# start of GIVEN TEXT

This plan is also coordinated but still relies on the national government’s balance sheets.

European Leaders Vow Bank Guarantees, Bid to Stop Financial Rot

By James G. Neuger

Oct. 12 (Bloomberg) — European leaders agreed to guarantee bank borrowing and use government money to prevent big lenders from going under, trying to stop the financial hemorrhage and stave off a recession.

At a summit chaired by French President Nicolas Sarkozy, leaders of the 15 countries using the euro offered their most detailed battle plan yet for bandaging the crippled credit markets and halting panic among investors.

The key measures announced today are: a pledge to guarantee new bank debt issuance until the end of 2009; permission for governments to shore up banks by buying preferred shares; and a
commitment to recapitalize any “systemically” critical banks in distress.


All good, but depends on national governments for funding.

# end of GIVEN TEXT
# start of DATA

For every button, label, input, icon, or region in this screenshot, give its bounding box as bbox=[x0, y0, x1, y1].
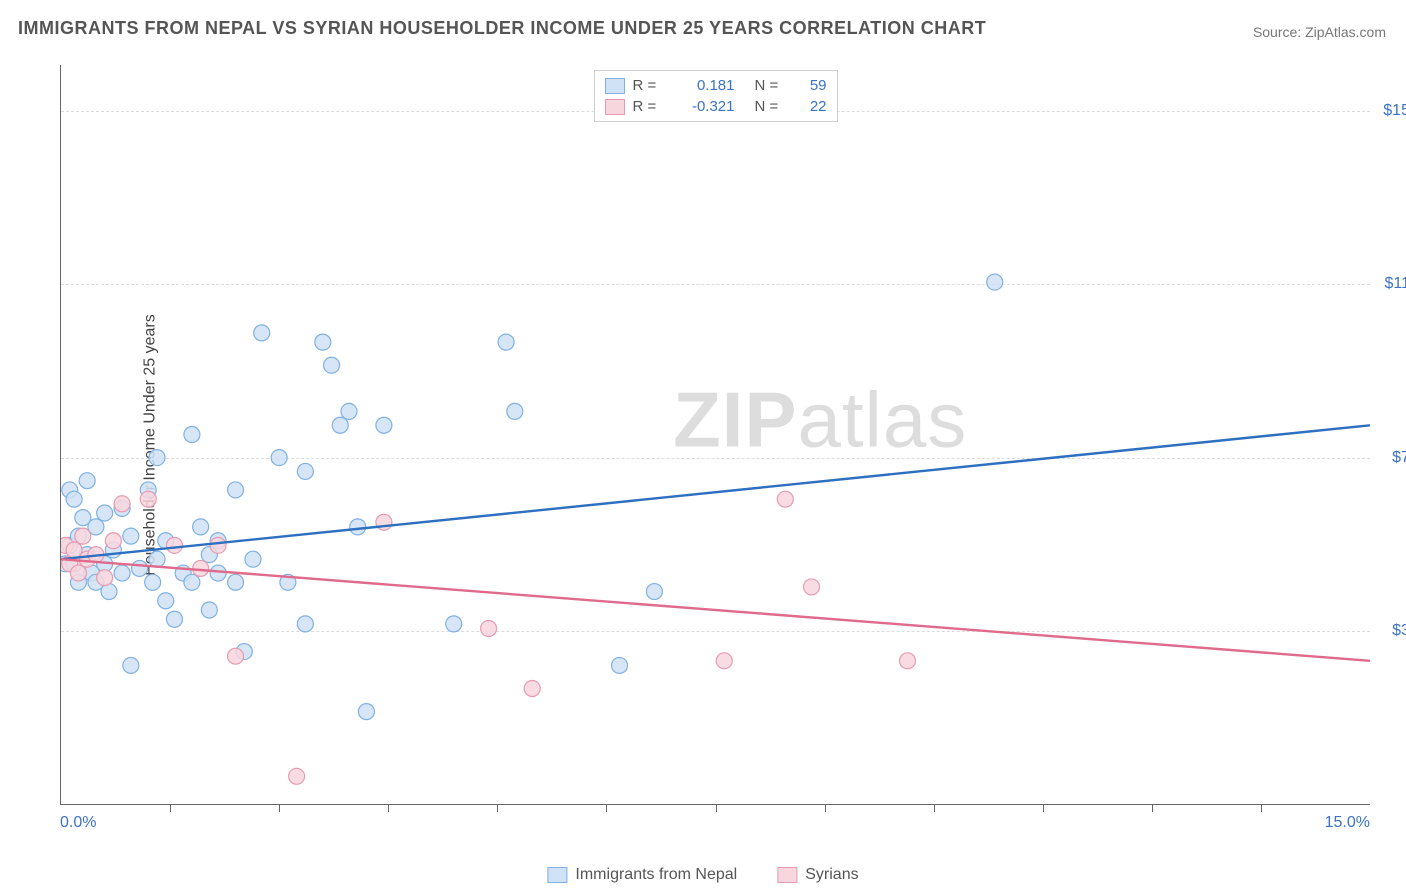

# end of DATA

**GOAL OF THE EXERCISE:** Please say whether each of these statements agrees with the text on the European bank rescue plan. Answer yes or no for each and quote the deciding words from the text. (a) The summit was chaired by the French President. (b) Governments pledged to guarantee new bank debt issuance until the end of 2010. (c) The leaders at the summit came from the 15 countries using the euro.

**EXERCISE ANSWER:**
(a) Yes: "At a summit chaired by French President Nicolas Sarkozy"
(b) No: "a pledge to guarantee new bank debt issuance until the end of 2009"
(c) Yes: "leaders of the 15 countries using the euro"